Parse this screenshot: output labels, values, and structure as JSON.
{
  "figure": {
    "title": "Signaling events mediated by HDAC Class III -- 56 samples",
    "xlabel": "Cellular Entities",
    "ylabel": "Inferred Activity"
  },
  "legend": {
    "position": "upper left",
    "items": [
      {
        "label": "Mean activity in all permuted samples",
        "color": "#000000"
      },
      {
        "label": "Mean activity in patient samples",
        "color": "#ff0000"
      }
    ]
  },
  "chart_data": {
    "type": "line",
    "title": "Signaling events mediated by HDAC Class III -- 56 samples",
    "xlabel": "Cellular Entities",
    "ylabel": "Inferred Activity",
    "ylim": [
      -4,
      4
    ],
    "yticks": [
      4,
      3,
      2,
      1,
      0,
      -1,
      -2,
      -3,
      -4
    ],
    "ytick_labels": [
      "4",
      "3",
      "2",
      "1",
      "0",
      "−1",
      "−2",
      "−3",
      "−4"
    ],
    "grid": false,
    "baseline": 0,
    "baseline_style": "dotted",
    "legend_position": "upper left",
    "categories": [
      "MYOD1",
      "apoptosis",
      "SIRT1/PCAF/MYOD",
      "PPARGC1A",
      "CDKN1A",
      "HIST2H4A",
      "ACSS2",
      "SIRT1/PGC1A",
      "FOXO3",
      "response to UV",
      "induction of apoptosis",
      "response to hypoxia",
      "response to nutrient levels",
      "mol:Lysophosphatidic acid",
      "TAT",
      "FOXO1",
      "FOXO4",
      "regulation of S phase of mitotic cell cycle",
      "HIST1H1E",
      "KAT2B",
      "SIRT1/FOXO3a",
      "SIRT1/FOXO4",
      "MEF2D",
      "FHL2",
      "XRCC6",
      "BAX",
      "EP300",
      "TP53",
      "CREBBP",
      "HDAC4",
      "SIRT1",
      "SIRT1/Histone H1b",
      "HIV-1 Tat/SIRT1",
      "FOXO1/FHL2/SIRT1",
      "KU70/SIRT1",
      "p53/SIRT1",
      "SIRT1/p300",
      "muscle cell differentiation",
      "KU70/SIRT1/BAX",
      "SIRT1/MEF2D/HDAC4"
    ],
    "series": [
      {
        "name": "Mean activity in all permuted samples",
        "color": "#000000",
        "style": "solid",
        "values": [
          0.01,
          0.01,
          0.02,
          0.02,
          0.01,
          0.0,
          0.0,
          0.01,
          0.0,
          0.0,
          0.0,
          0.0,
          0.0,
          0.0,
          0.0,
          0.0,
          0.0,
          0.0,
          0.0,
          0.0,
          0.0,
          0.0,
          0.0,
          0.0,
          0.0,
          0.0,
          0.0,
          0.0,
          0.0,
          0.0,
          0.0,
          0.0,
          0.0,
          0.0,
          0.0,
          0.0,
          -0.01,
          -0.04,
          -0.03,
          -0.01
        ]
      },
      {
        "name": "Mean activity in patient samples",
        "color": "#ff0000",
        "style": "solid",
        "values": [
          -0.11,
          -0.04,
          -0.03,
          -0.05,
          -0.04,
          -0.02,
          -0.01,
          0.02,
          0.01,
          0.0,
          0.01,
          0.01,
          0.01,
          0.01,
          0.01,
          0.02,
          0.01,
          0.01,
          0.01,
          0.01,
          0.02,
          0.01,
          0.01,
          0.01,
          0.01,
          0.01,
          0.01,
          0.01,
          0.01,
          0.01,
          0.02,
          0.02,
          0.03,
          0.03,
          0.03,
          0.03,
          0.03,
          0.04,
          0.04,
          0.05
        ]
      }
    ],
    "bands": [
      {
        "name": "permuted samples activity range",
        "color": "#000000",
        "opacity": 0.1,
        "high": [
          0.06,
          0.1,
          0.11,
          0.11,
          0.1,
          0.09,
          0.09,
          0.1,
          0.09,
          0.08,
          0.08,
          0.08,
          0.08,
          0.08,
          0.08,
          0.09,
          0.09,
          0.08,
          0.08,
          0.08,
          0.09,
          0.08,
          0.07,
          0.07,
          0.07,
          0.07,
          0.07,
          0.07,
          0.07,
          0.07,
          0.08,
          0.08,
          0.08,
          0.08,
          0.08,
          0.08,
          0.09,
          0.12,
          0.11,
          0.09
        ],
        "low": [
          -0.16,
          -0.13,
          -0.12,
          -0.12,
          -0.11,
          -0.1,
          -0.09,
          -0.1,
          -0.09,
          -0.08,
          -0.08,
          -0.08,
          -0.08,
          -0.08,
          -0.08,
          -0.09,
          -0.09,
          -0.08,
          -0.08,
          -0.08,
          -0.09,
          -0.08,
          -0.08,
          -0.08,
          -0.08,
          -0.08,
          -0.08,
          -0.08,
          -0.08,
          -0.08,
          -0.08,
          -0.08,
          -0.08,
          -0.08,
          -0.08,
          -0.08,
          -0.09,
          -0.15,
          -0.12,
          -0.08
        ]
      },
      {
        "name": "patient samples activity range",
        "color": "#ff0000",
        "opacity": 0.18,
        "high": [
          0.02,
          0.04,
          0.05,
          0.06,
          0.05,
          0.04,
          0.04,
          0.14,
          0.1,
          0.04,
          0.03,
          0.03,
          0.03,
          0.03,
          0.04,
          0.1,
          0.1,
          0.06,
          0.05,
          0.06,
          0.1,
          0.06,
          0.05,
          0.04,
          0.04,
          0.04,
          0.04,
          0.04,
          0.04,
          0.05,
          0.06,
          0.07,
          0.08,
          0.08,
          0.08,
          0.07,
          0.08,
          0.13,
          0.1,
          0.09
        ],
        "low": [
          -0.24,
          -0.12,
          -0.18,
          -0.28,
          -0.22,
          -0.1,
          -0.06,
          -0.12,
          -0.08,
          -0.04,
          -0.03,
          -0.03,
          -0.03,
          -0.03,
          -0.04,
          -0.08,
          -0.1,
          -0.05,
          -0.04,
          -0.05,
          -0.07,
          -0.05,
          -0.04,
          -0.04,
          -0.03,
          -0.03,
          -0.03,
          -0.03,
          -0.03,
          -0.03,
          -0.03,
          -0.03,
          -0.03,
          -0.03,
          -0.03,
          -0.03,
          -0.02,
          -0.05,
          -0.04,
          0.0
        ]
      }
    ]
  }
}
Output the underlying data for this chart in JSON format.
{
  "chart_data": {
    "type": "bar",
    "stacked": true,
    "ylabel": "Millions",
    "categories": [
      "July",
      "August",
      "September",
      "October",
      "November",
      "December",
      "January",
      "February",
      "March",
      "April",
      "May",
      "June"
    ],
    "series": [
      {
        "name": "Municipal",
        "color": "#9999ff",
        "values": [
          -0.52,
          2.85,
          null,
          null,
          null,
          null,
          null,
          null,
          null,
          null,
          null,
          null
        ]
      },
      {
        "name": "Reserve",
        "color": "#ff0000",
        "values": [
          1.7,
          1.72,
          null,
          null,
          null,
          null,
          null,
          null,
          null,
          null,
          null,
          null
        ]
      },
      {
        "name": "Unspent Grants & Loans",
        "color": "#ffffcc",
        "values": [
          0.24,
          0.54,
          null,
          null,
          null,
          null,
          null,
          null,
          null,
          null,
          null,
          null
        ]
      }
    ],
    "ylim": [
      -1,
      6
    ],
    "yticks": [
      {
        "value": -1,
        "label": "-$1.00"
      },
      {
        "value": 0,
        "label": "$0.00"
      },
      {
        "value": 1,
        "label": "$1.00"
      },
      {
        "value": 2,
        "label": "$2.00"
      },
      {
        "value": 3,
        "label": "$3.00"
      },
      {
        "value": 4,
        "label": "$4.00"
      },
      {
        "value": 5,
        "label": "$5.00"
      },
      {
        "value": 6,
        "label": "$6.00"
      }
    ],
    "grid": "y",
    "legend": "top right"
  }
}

::::::::

Print the records above exactly as they appear.

→ Written solution:
Parse this screenshot: output labels, values, and structure as JSON.
{
  "figure": {
    "title": "Signaling events mediated by HDAC Class III -- 56 samples",
    "xlabel": "Cellular Entities",
    "ylabel": "Inferred Activity"
  },
  "legend": {
    "position": "upper left",
    "items": [
      {
        "label": "Mean activity in all permuted samples",
        "color": "#000000"
      },
      {
        "label": "Mean activity in patient samples",
        "color": "#ff0000"
      }
    ]
  },
  "chart_data": {
    "type": "line",
    "title": "Signaling events mediated by HDAC Class III -- 56 samples",
    "xlabel": "Cellular Entities",
    "ylabel": "Inferred Activity",
    "ylim": [
      -4,
      4
    ],
    "yticks": [
      4,
      3,
      2,
      1,
      0,
      -1,
      -2,
      -3,
      -4
    ],
    "ytick_labels": [
      "4",
      "3",
      "2",
      "1",
      "0",
      "−1",
      "−2",
      "−3",
      "−4"
    ],
    "grid": false,
    "baseline": 0,
    "baseline_style": "dotted",
    "legend_position": "upper left",
    "categories": [
      "MYOD1",
      "apoptosis",
      "SIRT1/PCAF/MYOD",
      "PPARGC1A",
      "CDKN1A",
      "HIST2H4A",
      "ACSS2",
      "SIRT1/PGC1A",
      "FOXO3",
      "response to UV",
      "induction of apoptosis",
      "response to hypoxia",
      "response to nutrient levels",
      "mol:Lysophosphatidic acid",
      "TAT",
      "FOXO1",
      "FOXO4",
      "regulation of S phase of mitotic cell cycle",
      "HIST1H1E",
      "KAT2B",
      "SIRT1/FOXO3a",
      "SIRT1/FOXO4",
      "MEF2D",
      "FHL2",
      "XRCC6",
      "BAX",
      "EP300",
      "TP53",
      "CREBBP",
      "HDAC4",
      "SIRT1",
      "SIRT1/Histone H1b",
      "HIV-1 Tat/SIRT1",
      "FOXO1/FHL2/SIRT1",
      "KU70/SIRT1",
      "p53/SIRT1",
      "SIRT1/p300",
      "muscle cell differentiation",
      "KU70/SIRT1/BAX",
      "SIRT1/MEF2D/HDAC4"
    ],
    "series": [
      {
        "name": "Mean activity in all permuted samples",
        "color": "#000000",
        "style": "solid",
        "values": [
          0.01,
          0.01,
          0.02,
          0.02,
          0.01,
          0.0,
          0.0,
          0.01,
          0.0,
          0.0,
          0.0,
          0.0,
          0.0,
          0.0,
          0.0,
          0.0,
          0.0,
          0.0,
          0.0,
          0.0,
          0.0,
          0.0,
          0.0,
          0.0,
          0.0,
          0.0,
          0.0,
          0.0,
          0.0,
          0.0,
          0.0,
          0.0,
          0.0,
          0.0,
          0.0,
          0.0,
          -0.01,
          -0.04,
          -0.03,
          -0.01
        ]
      },
      {
        "name": "Mean activity in patient samples",
        "color": "#ff0000",
        "style": "solid",
        "values": [
          -0.11,
          -0.04,
          -0.03,
          -0.05,
          -0.04,
          -0.02,
          -0.01,
          0.02,
          0.01,
          0.0,
          0.01,
          0.01,
          0.01,
          0.01,
          0.01,
          0.02,
          0.01,
          0.01,
          0.01,
          0.01,
          0.02,
          0.01,
          0.01,
          0.01,
          0.01,
          0.01,
          0.01,
          0.01,
          0.01,
          0.01,
          0.02,
          0.02,
          0.03,
          0.03,
          0.03,
          0.03,
          0.03,
          0.04,
          0.04,
          0.05
        ]
      }
    ],
    "bands": [
      {
        "name": "permuted samples activity range",
        "color": "#000000",
        "opacity": 0.1,
        "high": [
          0.06,
          0.1,
          0.11,
          0.11,
          0.1,
          0.09,
          0.09,
          0.1,
          0.09,
          0.08,
          0.08,
          0.08,
          0.08,
          0.08,
          0.08,
          0.09,
          0.09,
          0.08,
          0.08,
          0.08,
          0.09,
          0.08,
          0.07,
          0.07,
          0.07,
          0.07,
          0.07,
          0.07,
          0.07,
          0.07,
          0.08,
          0.08,
          0.08,
          0.08,
          0.08,
          0.08,
          0.09,
          0.12,
          0.11,
          0.09
        ],
        "low": [
          -0.16,
          -0.13,
          -0.12,
          -0.12,
          -0.11,
          -0.1,
          -0.09,
          -0.1,
          -0.09,
          -0.08,
          -0.08,
          -0.08,
          -0.08,
          -0.08,
          -0.08,
          -0.09,
          -0.09,
          -0.08,
          -0.08,
          -0.08,
          -0.09,
          -0.08,
          -0.08,
          -0.08,
          -0.08,
          -0.08,
          -0.08,
          -0.08,
          -0.08,
          -0.08,
          -0.08,
          -0.08,
          -0.08,
          -0.08,
          -0.08,
          -0.08,
          -0.09,
          -0.15,
          -0.12,
          -0.08
        ]
      },
      {
        "name": "patient samples activity range",
        "color": "#ff0000",
        "opacity": 0.18,
        "high": [
          0.02,
          0.04,
          0.05,
          0.06,
          0.05,
          0.04,
          0.04,
          0.14,
          0.1,
          0.04,
          0.03,
          0.03,
          0.03,
          0.03,
          0.04,
          0.1,
          0.1,
          0.06,
          0.05,
          0.06,
          0.1,
          0.06,
          0.05,
          0.04,
          0.04,
          0.04,
          0.04,
          0.04,
          0.04,
          0.05,
          0.06,
          0.07,
          0.08,
          0.08,
          0.08,
          0.07,
          0.08,
          0.13,
          0.1,
          0.09
        ],
        "low": [
          -0.24,
          -0.12,
          -0.18,
          -0.28,
          -0.22,
          -0.1,
          -0.06,
          -0.12,
          -0.08,
          -0.04,
          -0.03,
          -0.03,
          -0.03,
          -0.03,
          -0.04,
          -0.08,
          -0.1,
          -0.05,
          -0.04,
          -0.05,
          -0.07,
          -0.05,
          -0.04,
          -0.04,
          -0.03,
          -0.03,
          -0.03,
          -0.03,
          -0.03,
          -0.03,
          -0.03,
          -0.03,
          -0.03,
          -0.03,
          -0.03,
          -0.03,
          -0.02,
          -0.05,
          -0.04,
          0.0
        ]
      }
    ]
  }
}
Output the underlying data for this chart in JSON format.
{
  "chart_data": {
    "type": "bar",
    "stacked": true,
    "ylabel": "Millions",
    "categories": [
      "July",
      "August",
      "September",
      "October",
      "November",
      "December",
      "January",
      "February",
      "March",
      "April",
      "May",
      "June"
    ],
    "series": [
      {
        "name": "Municipal",
        "color": "#9999ff",
        "values": [
          -0.52,
          2.85,
          null,
          null,
          null,
          null,
          null,
          null,
          null,
          null,
          null,
          null
        ]
      },
      {
        "name": "Reserve",
        "color": "#ff0000",
        "values": [
          1.7,
          1.72,
          null,
          null,
          null,
          null,
          null,
          null,
          null,
          null,
          null,
          null
        ]
      },
      {
        "name": "Unspent Grants & Loans",
        "color": "#ffffcc",
        "values": [
          0.24,
          0.54,
          null,
          null,
          null,
          null,
          null,
          null,
          null,
          null,
          null,
          null
        ]
      }
    ],
    "ylim": [
      -1,
      6
    ],
    "yticks": [
      {
        "value": -1,
        "label": "-$1.00"
      },
      {
        "value": 0,
        "label": "$0.00"
      },
      {
        "value": 1,
        "label": "$1.00"
      },
      {
        "value": 2,
        "label": "$2.00"
      },
      {
        "value": 3,
        "label": "$3.00"
      },
      {
        "value": 4,
        "label": "$4.00"
      },
      {
        "value": 5,
        "label": "$5.00"
      },
      {
        "value": 6,
        "label": "$6.00"
      }
    ],
    "grid": "y",
    "legend": "top right"
  }
}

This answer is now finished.